# TO BE DONE
Look through the data below and work out how many lines contain the string "Speed". Give the number alone.

Dataset items
════════════════

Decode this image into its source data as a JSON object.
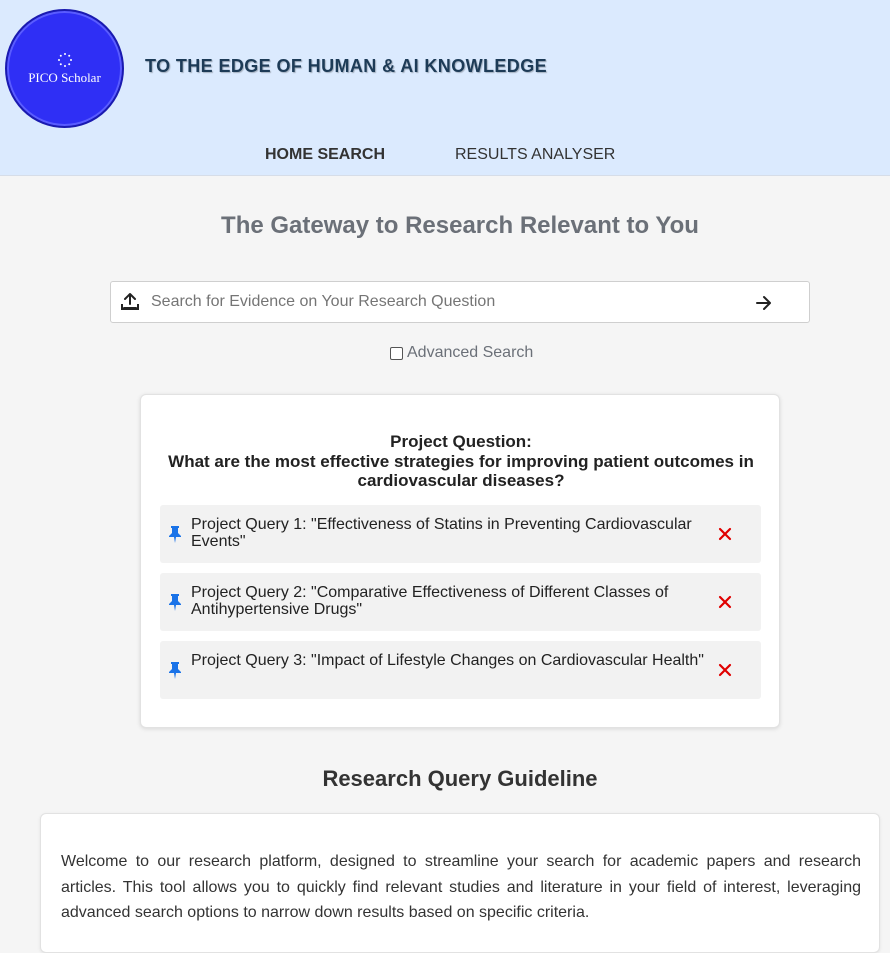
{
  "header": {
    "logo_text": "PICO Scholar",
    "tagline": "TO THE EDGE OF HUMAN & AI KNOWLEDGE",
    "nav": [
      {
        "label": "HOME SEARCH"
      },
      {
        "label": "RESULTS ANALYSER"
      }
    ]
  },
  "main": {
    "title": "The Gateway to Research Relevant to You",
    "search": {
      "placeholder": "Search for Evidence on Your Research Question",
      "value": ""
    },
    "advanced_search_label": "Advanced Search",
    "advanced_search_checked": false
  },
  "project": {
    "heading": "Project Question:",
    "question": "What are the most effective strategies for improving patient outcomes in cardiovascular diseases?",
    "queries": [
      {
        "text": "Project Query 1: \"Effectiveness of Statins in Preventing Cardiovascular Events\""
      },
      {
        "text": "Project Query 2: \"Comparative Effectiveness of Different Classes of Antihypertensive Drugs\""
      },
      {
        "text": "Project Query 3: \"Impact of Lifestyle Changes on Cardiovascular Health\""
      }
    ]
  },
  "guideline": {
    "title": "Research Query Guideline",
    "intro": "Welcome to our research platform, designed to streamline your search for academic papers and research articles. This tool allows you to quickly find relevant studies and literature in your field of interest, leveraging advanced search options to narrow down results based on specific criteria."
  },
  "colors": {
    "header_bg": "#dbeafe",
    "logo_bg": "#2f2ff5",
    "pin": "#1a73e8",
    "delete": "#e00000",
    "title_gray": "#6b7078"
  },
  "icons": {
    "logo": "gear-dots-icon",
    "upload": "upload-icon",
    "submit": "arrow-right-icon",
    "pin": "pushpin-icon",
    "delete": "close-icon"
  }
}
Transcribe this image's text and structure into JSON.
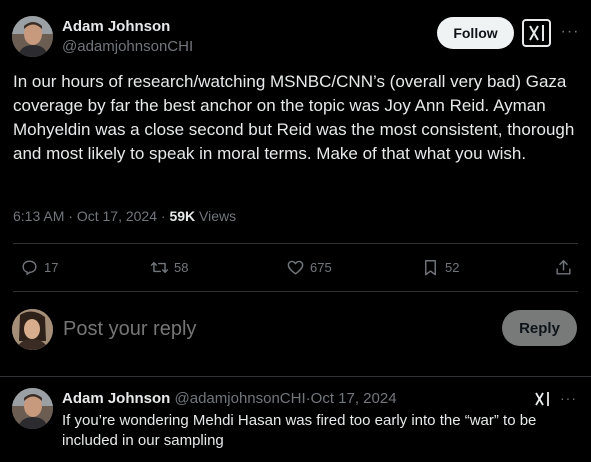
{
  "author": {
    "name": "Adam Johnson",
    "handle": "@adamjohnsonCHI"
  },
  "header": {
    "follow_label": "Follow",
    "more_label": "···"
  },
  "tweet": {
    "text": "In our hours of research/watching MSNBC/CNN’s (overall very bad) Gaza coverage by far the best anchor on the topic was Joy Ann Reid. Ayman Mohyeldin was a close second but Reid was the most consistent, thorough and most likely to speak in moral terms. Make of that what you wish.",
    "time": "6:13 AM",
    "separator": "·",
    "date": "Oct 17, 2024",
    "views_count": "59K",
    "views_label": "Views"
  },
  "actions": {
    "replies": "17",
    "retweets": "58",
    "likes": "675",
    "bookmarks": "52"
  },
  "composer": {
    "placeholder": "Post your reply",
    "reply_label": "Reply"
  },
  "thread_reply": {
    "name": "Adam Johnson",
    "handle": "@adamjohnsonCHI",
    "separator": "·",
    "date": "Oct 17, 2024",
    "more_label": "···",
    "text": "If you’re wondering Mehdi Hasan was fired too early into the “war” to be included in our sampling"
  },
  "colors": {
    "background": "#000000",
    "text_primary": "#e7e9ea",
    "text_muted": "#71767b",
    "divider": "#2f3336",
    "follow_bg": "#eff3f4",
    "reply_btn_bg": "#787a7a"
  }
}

════════════════

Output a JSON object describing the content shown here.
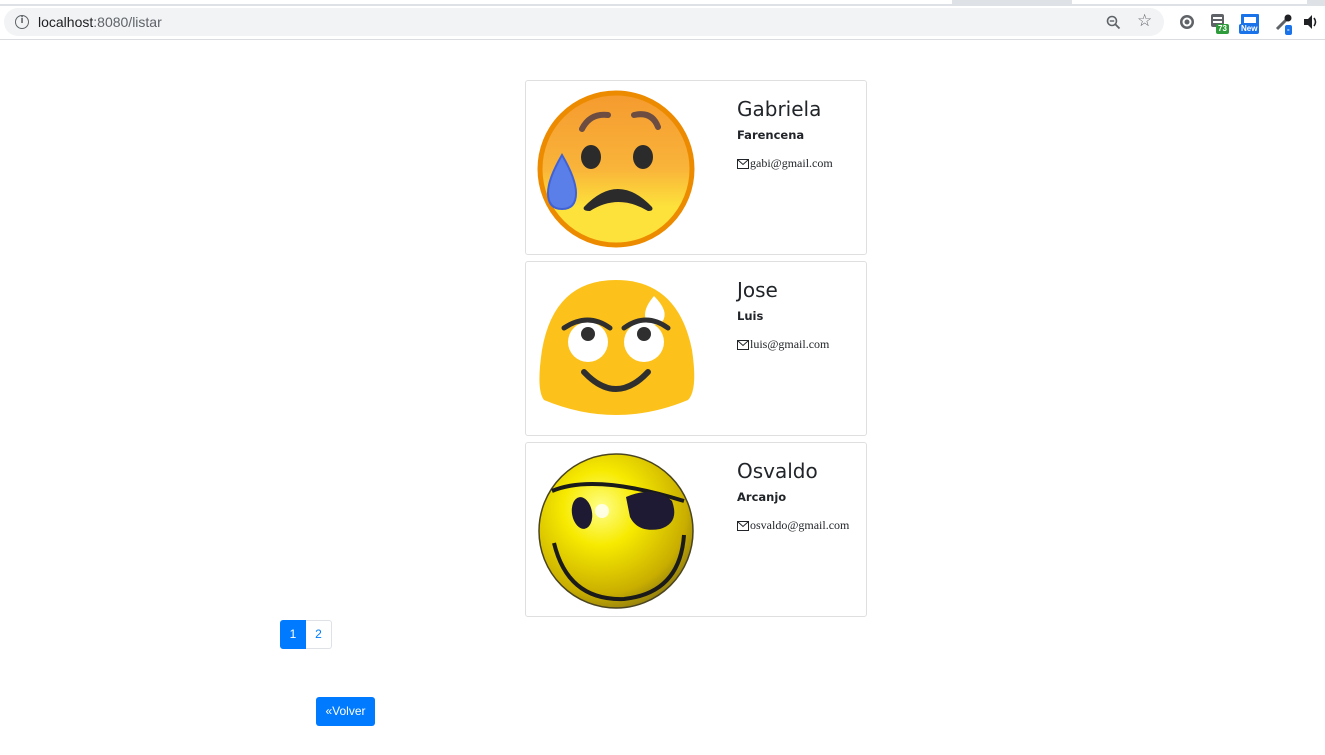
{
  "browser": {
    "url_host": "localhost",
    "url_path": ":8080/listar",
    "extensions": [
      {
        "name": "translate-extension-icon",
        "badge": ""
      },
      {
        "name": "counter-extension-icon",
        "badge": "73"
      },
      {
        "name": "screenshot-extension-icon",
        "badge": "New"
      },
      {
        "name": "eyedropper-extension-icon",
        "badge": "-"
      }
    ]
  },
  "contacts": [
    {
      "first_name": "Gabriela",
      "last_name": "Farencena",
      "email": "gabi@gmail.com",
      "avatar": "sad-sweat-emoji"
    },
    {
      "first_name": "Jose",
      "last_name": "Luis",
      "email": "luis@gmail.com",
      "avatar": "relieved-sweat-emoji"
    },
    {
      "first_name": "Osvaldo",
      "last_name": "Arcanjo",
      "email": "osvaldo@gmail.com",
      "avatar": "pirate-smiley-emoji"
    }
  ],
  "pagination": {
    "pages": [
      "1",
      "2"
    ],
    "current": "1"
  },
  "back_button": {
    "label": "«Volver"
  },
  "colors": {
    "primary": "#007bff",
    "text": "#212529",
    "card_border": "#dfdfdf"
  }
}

════════════════

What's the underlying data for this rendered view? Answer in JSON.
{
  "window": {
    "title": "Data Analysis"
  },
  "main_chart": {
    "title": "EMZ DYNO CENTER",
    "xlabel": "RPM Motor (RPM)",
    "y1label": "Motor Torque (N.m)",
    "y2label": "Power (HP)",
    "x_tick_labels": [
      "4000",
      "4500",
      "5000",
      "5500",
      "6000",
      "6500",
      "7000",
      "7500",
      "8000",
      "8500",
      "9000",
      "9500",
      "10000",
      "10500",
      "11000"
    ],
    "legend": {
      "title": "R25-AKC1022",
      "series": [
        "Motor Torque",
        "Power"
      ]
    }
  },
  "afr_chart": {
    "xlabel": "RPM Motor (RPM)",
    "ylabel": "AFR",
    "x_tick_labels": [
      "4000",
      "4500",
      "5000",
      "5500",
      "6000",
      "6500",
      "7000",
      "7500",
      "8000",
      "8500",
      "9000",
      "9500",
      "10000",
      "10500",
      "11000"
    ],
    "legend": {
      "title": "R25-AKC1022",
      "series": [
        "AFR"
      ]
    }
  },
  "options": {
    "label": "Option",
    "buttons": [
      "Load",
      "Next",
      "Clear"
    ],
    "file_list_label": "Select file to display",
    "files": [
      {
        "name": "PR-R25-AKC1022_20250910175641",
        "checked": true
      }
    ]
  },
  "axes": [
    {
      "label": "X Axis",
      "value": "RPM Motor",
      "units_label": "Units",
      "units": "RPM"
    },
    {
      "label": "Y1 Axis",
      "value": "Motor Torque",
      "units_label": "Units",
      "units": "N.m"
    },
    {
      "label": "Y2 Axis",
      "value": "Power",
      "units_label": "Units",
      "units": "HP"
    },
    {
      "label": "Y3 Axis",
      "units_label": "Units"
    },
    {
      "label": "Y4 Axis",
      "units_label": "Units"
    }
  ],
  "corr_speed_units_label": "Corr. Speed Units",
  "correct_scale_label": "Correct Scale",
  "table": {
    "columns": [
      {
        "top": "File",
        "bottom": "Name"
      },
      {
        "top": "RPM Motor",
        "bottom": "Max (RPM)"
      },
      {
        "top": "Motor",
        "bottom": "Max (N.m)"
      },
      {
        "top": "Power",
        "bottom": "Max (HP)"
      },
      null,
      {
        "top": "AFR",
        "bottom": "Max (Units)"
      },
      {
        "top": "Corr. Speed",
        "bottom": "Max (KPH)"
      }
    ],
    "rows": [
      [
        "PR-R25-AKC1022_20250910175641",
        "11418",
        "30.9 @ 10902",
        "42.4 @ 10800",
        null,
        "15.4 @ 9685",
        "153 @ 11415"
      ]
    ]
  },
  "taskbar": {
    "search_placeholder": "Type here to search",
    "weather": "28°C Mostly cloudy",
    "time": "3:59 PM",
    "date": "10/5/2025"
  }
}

════════════════

# CORRECT RESULT
2